▸ TASK INPUT
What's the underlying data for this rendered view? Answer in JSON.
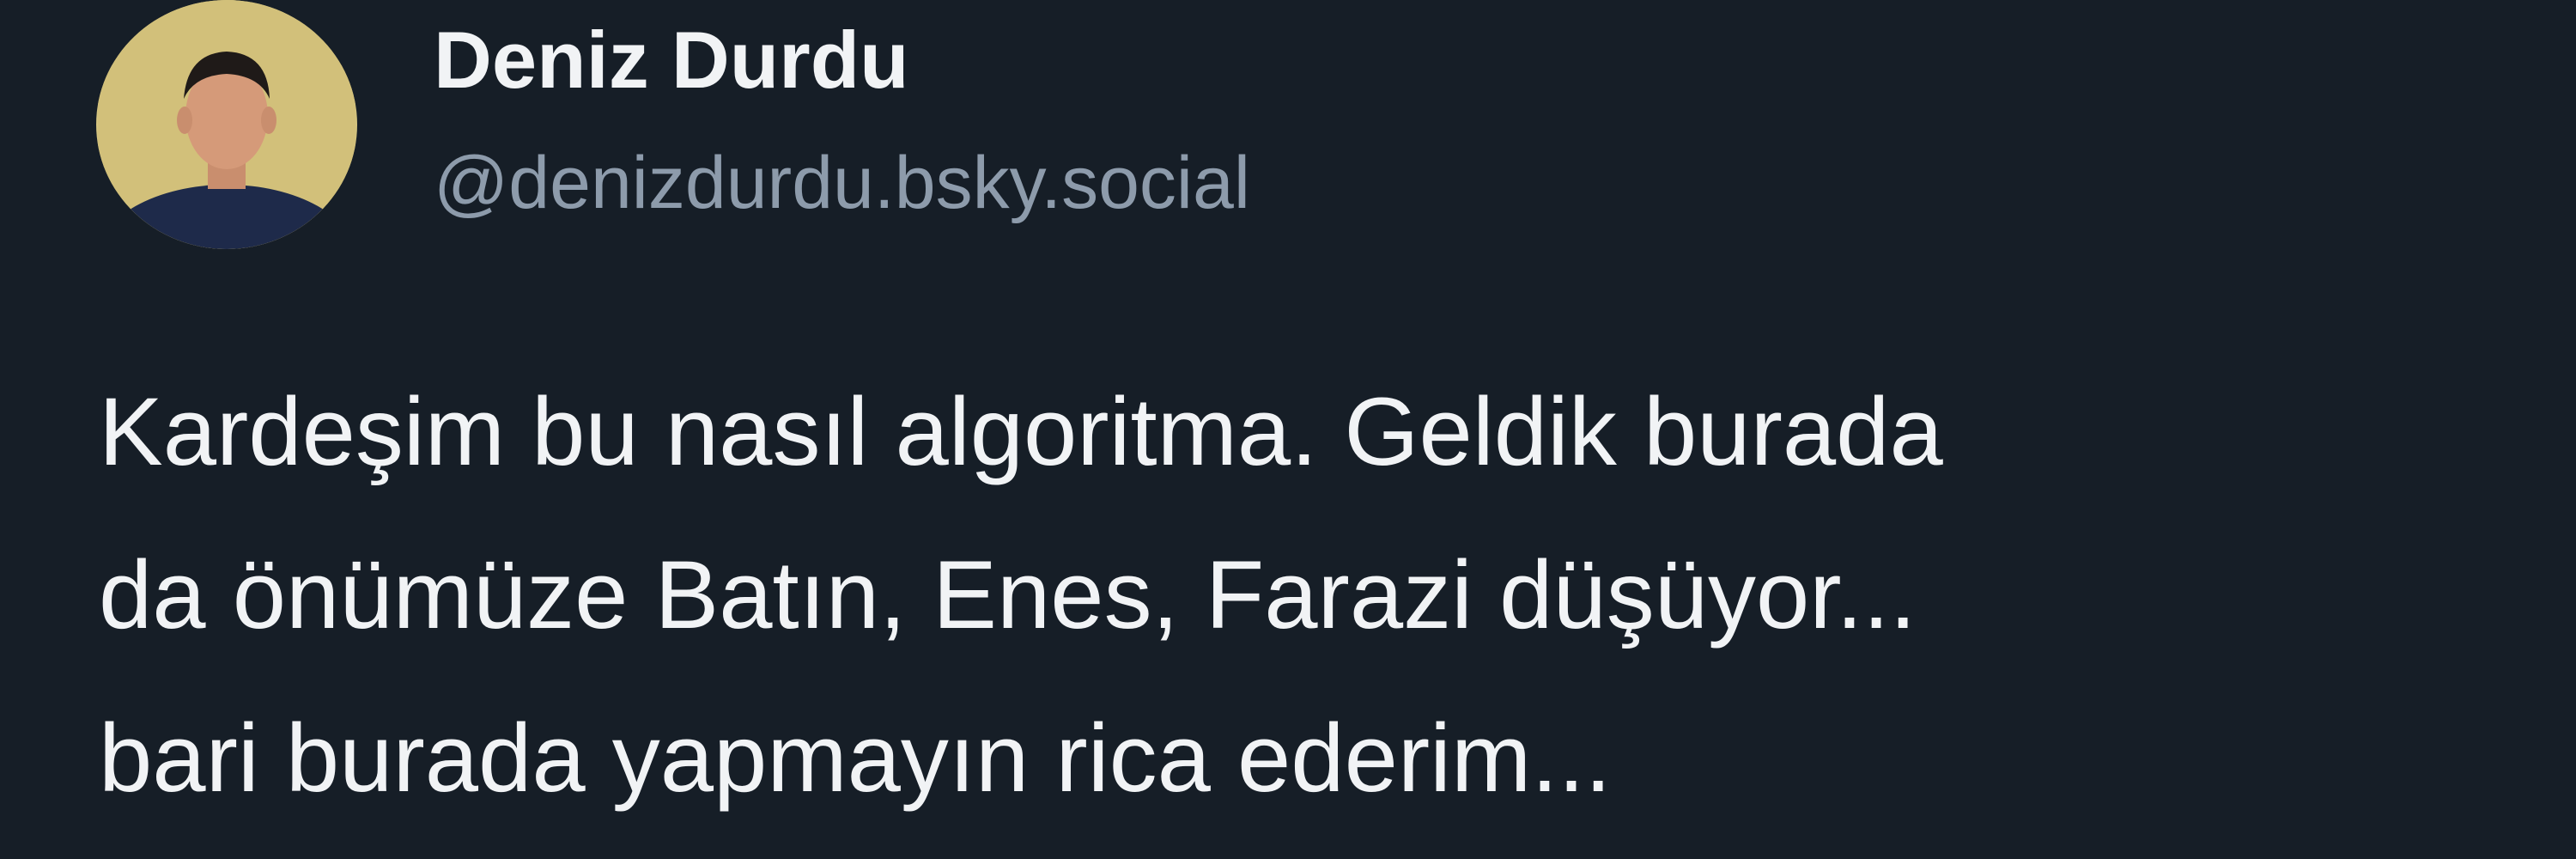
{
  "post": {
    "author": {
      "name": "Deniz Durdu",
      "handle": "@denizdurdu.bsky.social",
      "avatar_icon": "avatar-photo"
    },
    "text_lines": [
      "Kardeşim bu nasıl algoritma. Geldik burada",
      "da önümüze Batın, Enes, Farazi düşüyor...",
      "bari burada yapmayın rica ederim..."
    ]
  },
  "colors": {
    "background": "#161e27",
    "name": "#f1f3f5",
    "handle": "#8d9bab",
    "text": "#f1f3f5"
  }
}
...
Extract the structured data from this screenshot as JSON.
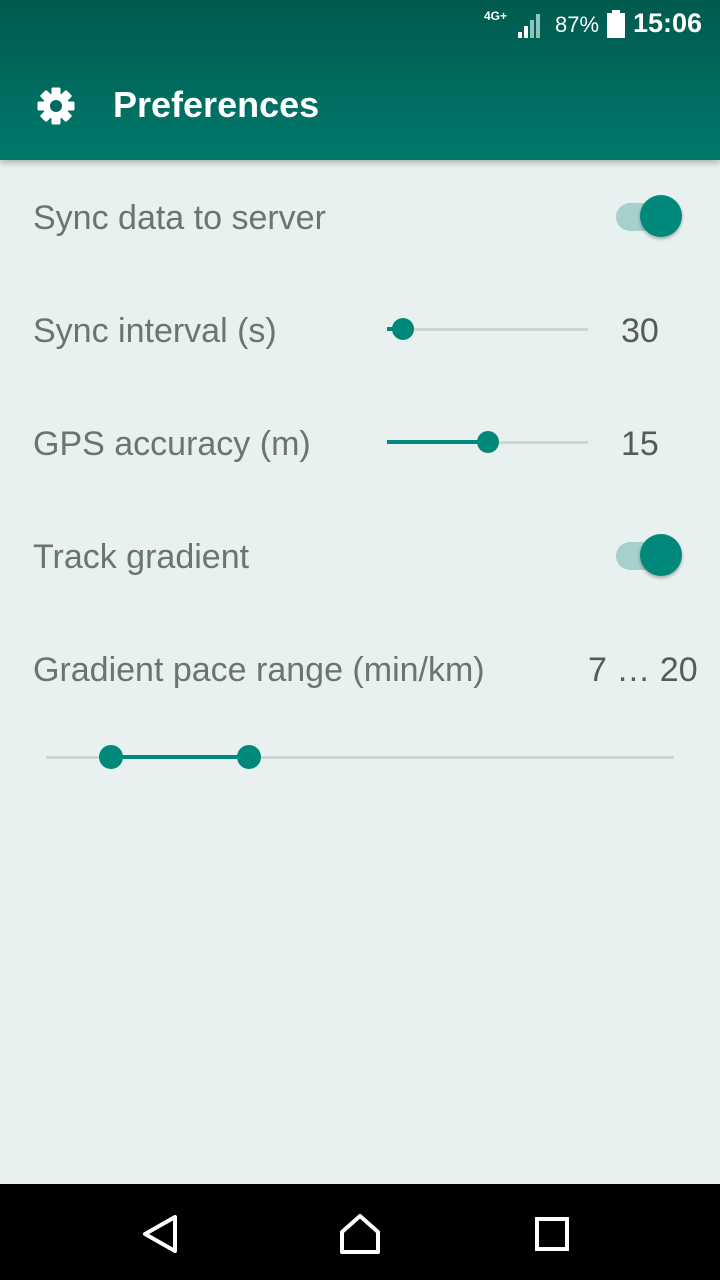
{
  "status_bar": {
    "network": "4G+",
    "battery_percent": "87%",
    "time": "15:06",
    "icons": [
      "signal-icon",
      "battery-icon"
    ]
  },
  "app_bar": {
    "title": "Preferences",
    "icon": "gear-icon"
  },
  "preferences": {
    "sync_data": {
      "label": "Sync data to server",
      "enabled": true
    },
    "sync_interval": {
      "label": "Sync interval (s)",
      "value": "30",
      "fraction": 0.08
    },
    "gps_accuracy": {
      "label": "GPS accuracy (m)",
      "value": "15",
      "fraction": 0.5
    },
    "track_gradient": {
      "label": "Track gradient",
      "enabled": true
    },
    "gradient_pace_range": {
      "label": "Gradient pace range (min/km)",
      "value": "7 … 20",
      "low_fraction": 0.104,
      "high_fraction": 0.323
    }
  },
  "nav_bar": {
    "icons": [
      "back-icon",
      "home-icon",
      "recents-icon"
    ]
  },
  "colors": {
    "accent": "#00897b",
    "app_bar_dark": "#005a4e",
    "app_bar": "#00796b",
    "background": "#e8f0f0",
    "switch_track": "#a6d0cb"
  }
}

▸ GOAL
From the entries above, list each line with "handle" in it.

▸ RESPONSE
      "handle": "@denizdurdu.bsky.social",
    "handle": "#8d9bab",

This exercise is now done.